- _Excerpted text_

A GIS for Decision Support would normally involve integration of images, spatial layers, attribute information and an inference based on these. The different spatial layers may combine in a non-linear way and moreover the information obtained from each layer may be inaccurate or uncertain to various degrees. These uncertainties should be taken into consideration when the various items of information are combined without which the decision-making process might lead to inaccurate decisions. Hence, we propose to use Fuzzy Inferencing to handle uncertainties such as sharp class boundaries, measurement uncertainties, linguistic knowledge, and inherent uncertainty due to mixture of classes.

A Decision Support System means a system that aids in making decisions and involves goals and constraints that need to be met. This could also be termed a Multi-Criteria Analysis system, i.e., a system that involves satisfying a set of criteria or constraints. This system could be called a Fuzzy Decision support System if the criteria involved are fuzzy in nature. For example, Mrs X, could be looking for a house to buy and she might have various constraints such as `a house within a mile from a highway exit, within 15 minutes walking distance from a School, that which costs around $300,000, a house that is not within a flood zone, a house that is on gentle slope etc. A multi-criteria analysis involves selecting features that satisfy a certain set of criteria.

There is a lot of work done on Error analysis in GIS and most of these deal with errors in the data which occur mainly due to the source of the data. While there has been a lot of emphasis on these types of error, there is another class of errors that find their way into analysis and these are mostly neglected. In fact, we believe that even if we have highly accurate data, we cannot achieve accurate results or make accurate decisions unless the analysis is done accurately. Analysis techniques in conventional GIS software do not consider for logical inaccuracies i.e., inaccuracies that arise due to human thinking, perception, vague concepts, unreliable measurements, lexical imprecision, etc., and assume that all variables in a problem are well-defined. GIS is mostly used to handle real-world problems and in reality, no real world decision-making problem can have precise variables. In fact, much of human reasoning is approximate rather than precise in nature. A simple example would be in proximity analysis, wherein we would like to extract certain spatial features that exist within a particular distance, say for example, 1 mile. A conventional GIS software when instructed to do this proximity search, will extract features that are exactly within a mile. But, if there is a feature of interest even as close to the boundary as 1.0000001 mile, these software cannot locate it. This is a serious logical error that is not handled in conventional methods of GIS analysis. With the ever increasing demand for accurate results, there is a demand for making the analysis intelligent, rather than it being able to perform strictly just what was insructed. Hence, what is needed is a Fuzzy proximity analysis that can handle the situation intelligently. Similarly, there are also other logical and numerical uncertainties that have to be considered for an efficient GIS analysis. Moreover, all the criteria involved in the analysis may not equally influence a decision and hence the relative importances of the criteria should also be considered. Fuzzy Reasoning provides an easy way of incorporating the relative importances. This paper explains some of the inaccuarcies that are seen in a multicriteria analysis and the methods to handle them using Fuzzy Logic.

- _Recorded information_

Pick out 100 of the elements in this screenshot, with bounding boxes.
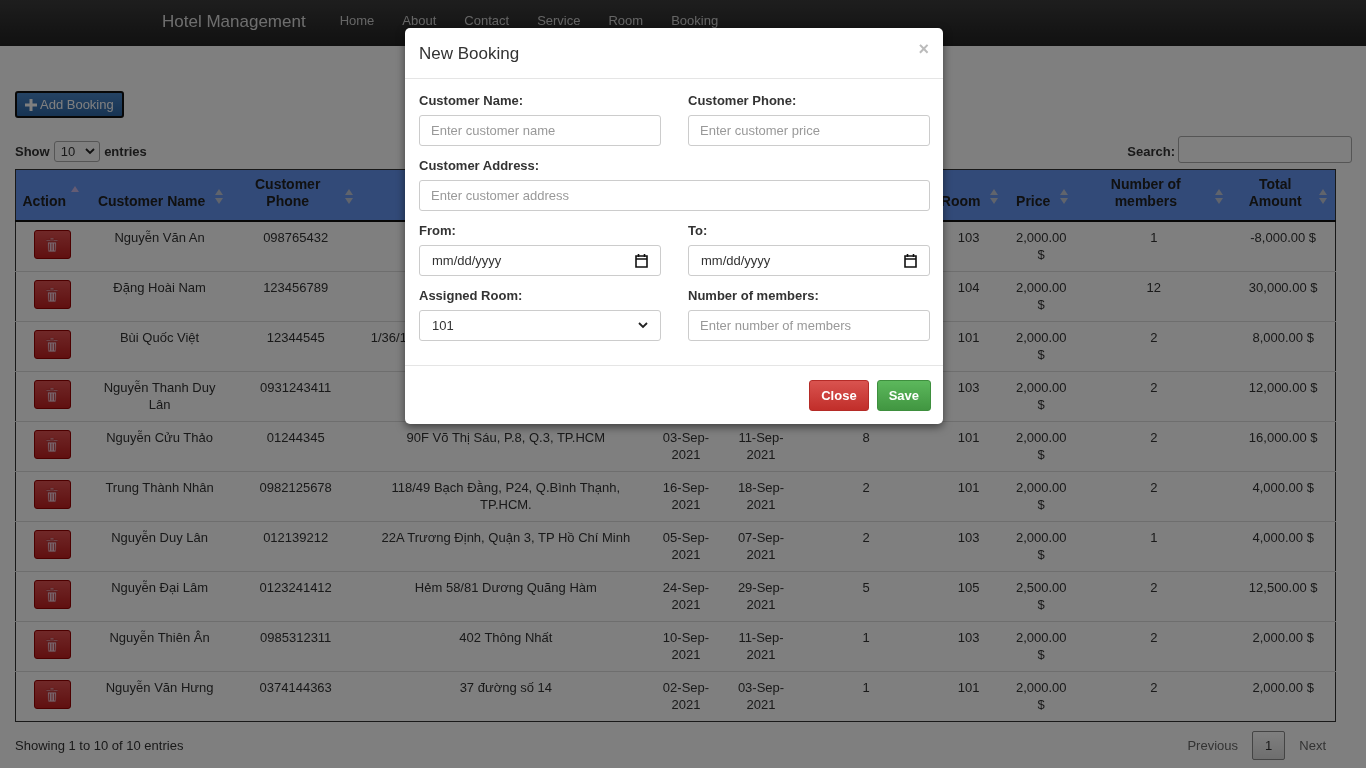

- _Objective_
Rewrite everything from "A GIS for Decision" down to "mixture of classes." in the passage on fuzzy decision support in GIS, replacing "Fuzzy Inferencing" with "Fuzzy Reasoning".

- _Response_
A GIS for Decision Support would normally involve integration of images, spatial layers, attribute information and an inference based on these. The different spatial layers may combine in a non-linear way and moreover the information obtained from each layer may be inaccurate or uncertain to various degrees. These uncertainties should be taken into consideration when the various items of information are combined without which the decision-making process might lead to inaccurate decisions. Hence, we propose to use Fuzzy Reasoning to handle uncertainties such as sharp class boundaries, measurement uncertainties, linguistic knowledge, and inherent uncertainty due to mixture of classes.